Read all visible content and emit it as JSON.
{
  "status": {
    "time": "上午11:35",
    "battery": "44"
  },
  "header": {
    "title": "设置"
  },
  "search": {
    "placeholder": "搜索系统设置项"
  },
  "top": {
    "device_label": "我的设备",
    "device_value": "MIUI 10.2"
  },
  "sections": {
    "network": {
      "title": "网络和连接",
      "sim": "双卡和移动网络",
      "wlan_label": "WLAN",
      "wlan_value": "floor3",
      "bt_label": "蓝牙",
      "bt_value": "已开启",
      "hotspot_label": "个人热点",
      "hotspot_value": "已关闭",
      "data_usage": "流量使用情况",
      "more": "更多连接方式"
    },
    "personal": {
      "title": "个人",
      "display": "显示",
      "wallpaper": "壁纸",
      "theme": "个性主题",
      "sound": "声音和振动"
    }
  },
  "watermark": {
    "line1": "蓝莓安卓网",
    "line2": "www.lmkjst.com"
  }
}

□ □ □

## Problem description
Copy each record from above without leaving any out.

## Exercise output
Read all visible content and emit it as JSON.
{
  "status": {
    "time": "上午11:35",
    "battery": "44"
  },
  "header": {
    "title": "设置"
  },
  "search": {
    "placeholder": "搜索系统设置项"
  },
  "top": {
    "device_label": "我的设备",
    "device_value": "MIUI 10.2"
  },
  "sections": {
    "network": {
      "title": "网络和连接",
      "sim": "双卡和移动网络",
      "wlan_label": "WLAN",
      "wlan_value": "floor3",
      "bt_label": "蓝牙",
      "bt_value": "已开启",
      "hotspot_label": "个人热点",
      "hotspot_value": "已关闭",
      "data_usage": "流量使用情况",
      "more": "更多连接方式"
    },
    "personal": {
      "title": "个人",
      "display": "显示",
      "wallpaper": "壁纸",
      "theme": "个性主题",
      "sound": "声音和振动"
    }
  },
  "watermark": {
    "line1": "蓝莓安卓网",
    "line2": "www.lmkjst.com"
  }
}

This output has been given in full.